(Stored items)
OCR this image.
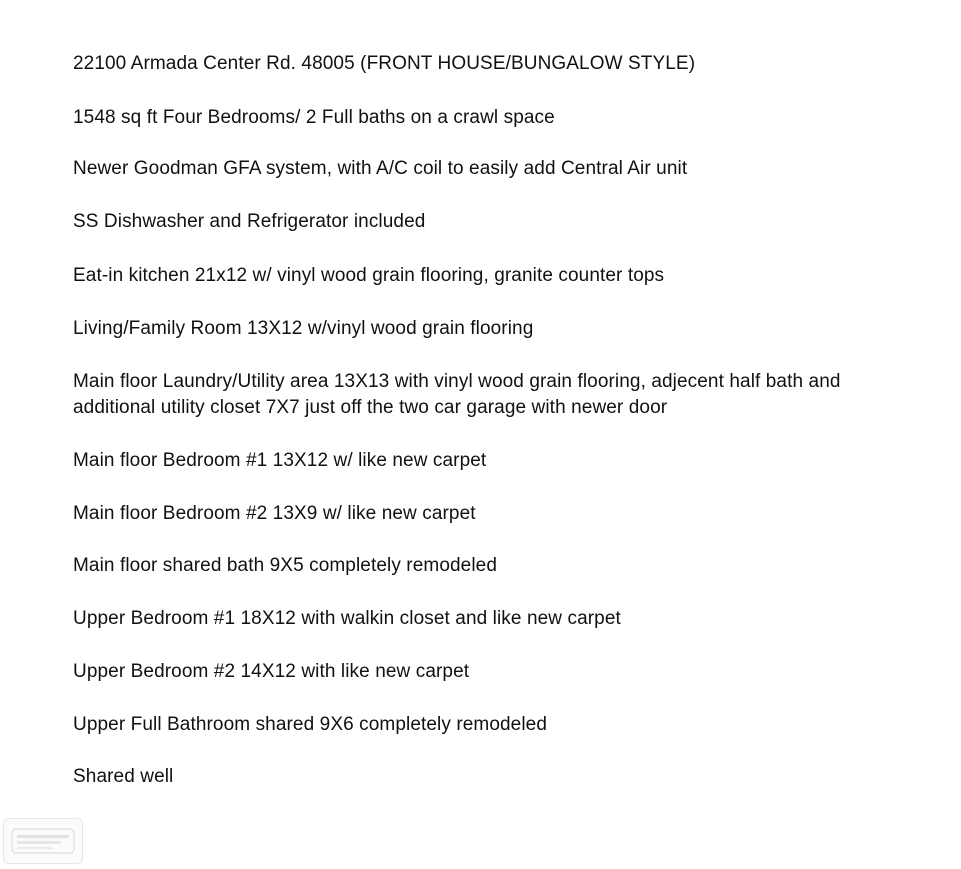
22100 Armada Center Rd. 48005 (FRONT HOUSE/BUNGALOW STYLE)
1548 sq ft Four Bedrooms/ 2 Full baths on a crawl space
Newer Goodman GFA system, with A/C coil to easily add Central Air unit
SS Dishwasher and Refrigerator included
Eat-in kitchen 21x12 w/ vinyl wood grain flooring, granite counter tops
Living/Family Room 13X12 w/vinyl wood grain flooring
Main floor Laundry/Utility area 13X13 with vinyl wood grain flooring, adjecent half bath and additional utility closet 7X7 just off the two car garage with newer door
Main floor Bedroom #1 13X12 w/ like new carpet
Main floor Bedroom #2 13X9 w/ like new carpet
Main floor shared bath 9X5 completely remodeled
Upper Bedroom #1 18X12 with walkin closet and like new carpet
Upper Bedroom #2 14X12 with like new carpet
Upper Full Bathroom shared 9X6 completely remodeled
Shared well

Stated exercise
Drop the pictures and reproduce the rest of the entries above exactly.

Expected answer
OCR this image.
22100 Armada Center Rd. 48005 (FRONT HOUSE/BUNGALOW STYLE)
1548 sq ft Four Bedrooms/ 2 Full baths on a crawl space
Newer Goodman GFA system, with A/C coil to easily add Central Air unit
SS Dishwasher and Refrigerator included
Eat-in kitchen 21x12 w/ vinyl wood grain flooring, granite counter tops
Living/Family Room 13X12 w/vinyl wood grain flooring
Main floor Laundry/Utility area 13X13 with vinyl wood grain flooring, adjecent half bath and additional utility closet 7X7 just off the two car garage with newer door
Main floor Bedroom #1 13X12 w/ like new carpet
Main floor Bedroom #2 13X9 w/ like new carpet
Main floor shared bath 9X5 completely remodeled
Upper Bedroom #1 18X12 with walkin closet and like new carpet
Upper Bedroom #2 14X12 with like new carpet
Upper Full Bathroom shared 9X6 completely remodeled
Shared well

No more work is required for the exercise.